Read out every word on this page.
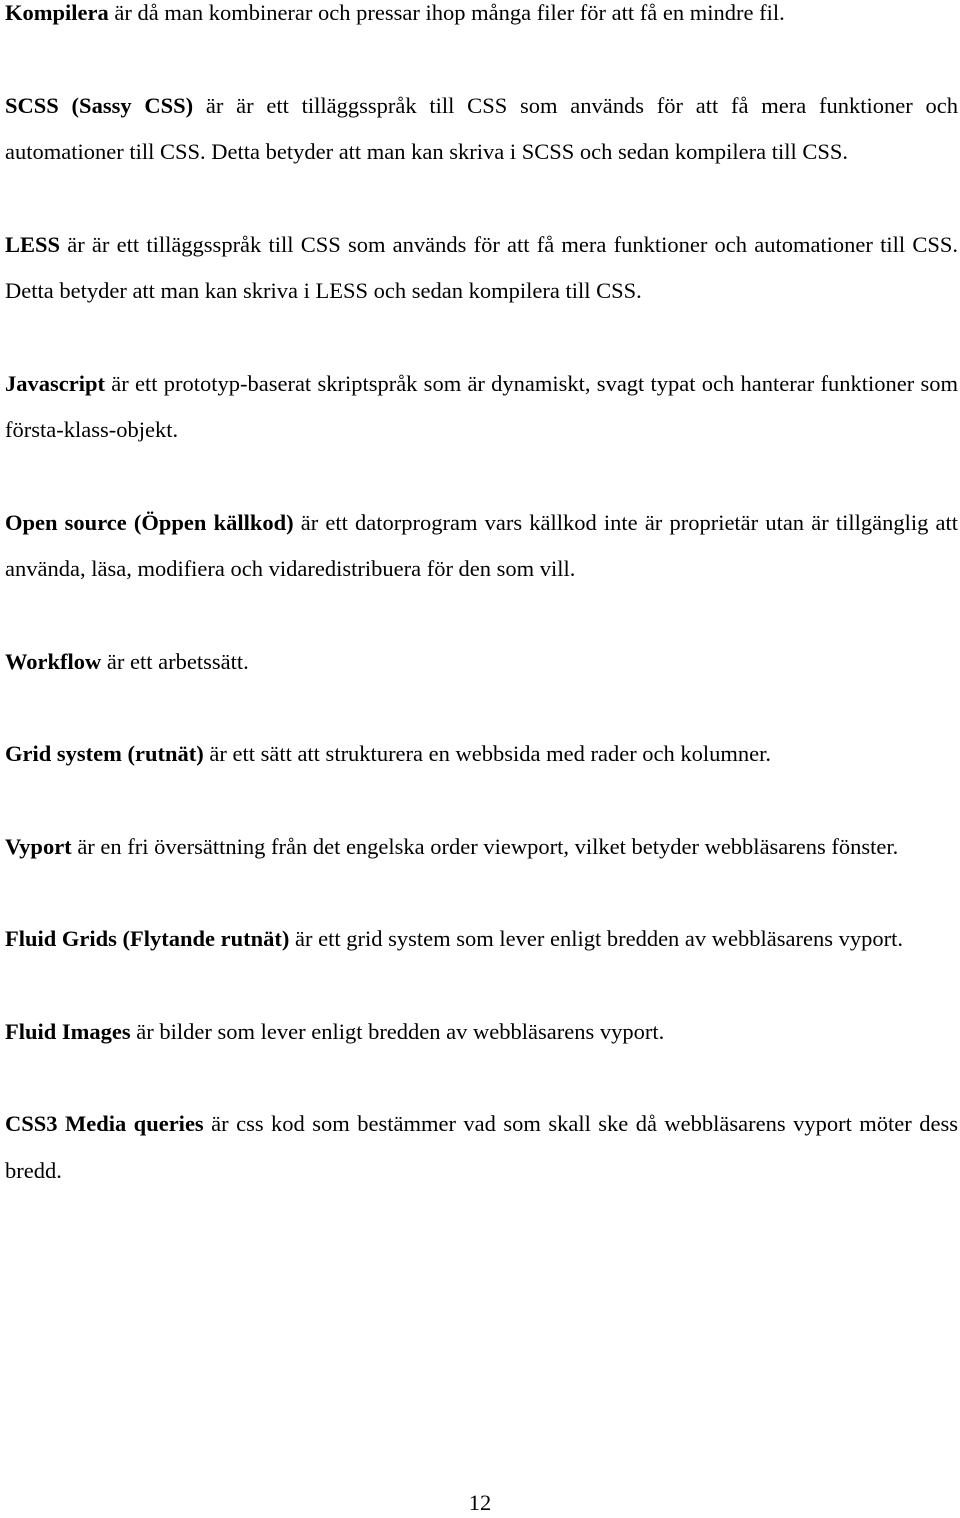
Kompilera är då man kombinerar och pressar ihop många filer för att få en mindre fil.

SCSS (Sassy CSS) är är ett tilläggsspråk till CSS som används för att få mera funktioner och automationer till CSS. Detta betyder att man kan skriva i SCSS och sedan kompilera till CSS.

LESS är är ett tilläggsspråk till CSS som används för att få mera funktioner och automationer till CSS. Detta betyder att man kan skriva i LESS och sedan kompilera till CSS.

Javascript är ett prototyp-baserat skriptspråk som är dynamiskt, svagt typat och hanterar funktioner som första-klass-objekt.

Open source (Öppen källkod) är ett datorprogram vars källkod inte är proprietär utan är tillgänglig att använda, läsa, modifiera och vidaredistribuera för den som vill.

Workflow är ett arbetssätt.

Grid system (rutnät) är ett sätt att strukturera en webbsida med rader och kolumner.

Vyport är en fri översättning från det engelska order viewport, vilket betyder webbläsarens fönster.

Fluid Grids (Flytande rutnät) är ett grid system som lever enligt bredden av webbläsarens vyport.

Fluid Images är bilder som lever enligt bredden av webbläsarens vyport.

CSS3 Media queries är css kod som bestämmer vad som skall ske då webbläsarens vyport möter dess bredd.

12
..............................
YOUR GOAL
Without including the pictures, reproduce all entries exactly.

EXERCISE ANSWER
Read out every word on this page.
Kompilera är då man kombinerar och pressar ihop många filer för att få en mindre fil.

SCSS (Sassy CSS) är är ett tilläggsspråk till CSS som används för att få mera funktioner och automationer till CSS. Detta betyder att man kan skriva i SCSS och sedan kompilera till CSS.

LESS är är ett tilläggsspråk till CSS som används för att få mera funktioner och automationer till CSS. Detta betyder att man kan skriva i LESS och sedan kompilera till CSS.

Javascript är ett prototyp-baserat skriptspråk som är dynamiskt, svagt typat och hanterar funktioner som första-klass-objekt.

Open source (Öppen källkod) är ett datorprogram vars källkod inte är proprietär utan är tillgänglig att använda, läsa, modifiera och vidaredistribuera för den som vill.

Workflow är ett arbetssätt.

Grid system (rutnät) är ett sätt att strukturera en webbsida med rader och kolumner.

Vyport är en fri översättning från det engelska order viewport, vilket betyder webbläsarens fönster.

Fluid Grids (Flytande rutnät) är ett grid system som lever enligt bredden av webbläsarens vyport.

Fluid Images är bilder som lever enligt bredden av webbläsarens vyport.

CSS3 Media queries är css kod som bestämmer vad som skall ske då webbläsarens vyport möter dess bredd.

12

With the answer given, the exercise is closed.